Brief:
Go through the material below and report how many lines contain "member". Give only the number.

Material shown:

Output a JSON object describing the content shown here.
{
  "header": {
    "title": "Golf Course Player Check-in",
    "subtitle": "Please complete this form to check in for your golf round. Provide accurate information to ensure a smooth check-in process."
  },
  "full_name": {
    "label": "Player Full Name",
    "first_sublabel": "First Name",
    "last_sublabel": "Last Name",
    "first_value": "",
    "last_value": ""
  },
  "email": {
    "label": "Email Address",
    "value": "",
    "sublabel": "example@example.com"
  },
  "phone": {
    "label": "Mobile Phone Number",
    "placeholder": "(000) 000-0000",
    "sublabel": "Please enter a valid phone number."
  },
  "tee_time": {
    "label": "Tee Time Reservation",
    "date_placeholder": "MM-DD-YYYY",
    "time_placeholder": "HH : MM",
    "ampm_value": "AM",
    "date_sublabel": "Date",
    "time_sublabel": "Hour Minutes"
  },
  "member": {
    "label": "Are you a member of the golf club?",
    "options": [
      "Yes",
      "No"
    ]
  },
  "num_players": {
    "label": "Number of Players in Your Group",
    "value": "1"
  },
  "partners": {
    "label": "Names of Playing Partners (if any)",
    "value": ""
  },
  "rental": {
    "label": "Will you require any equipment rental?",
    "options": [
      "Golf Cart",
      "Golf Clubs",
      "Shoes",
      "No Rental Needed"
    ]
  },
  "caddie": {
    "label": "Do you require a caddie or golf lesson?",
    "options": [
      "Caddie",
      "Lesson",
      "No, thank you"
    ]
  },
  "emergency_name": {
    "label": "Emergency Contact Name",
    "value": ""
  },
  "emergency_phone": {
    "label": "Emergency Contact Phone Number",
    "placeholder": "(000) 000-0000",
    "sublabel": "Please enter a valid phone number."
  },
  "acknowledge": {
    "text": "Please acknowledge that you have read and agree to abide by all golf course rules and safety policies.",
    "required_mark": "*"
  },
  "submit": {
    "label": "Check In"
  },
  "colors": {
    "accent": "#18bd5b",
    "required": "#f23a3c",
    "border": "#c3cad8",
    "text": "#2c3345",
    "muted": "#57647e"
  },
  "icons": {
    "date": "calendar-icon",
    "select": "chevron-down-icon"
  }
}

Response for this exercise:
2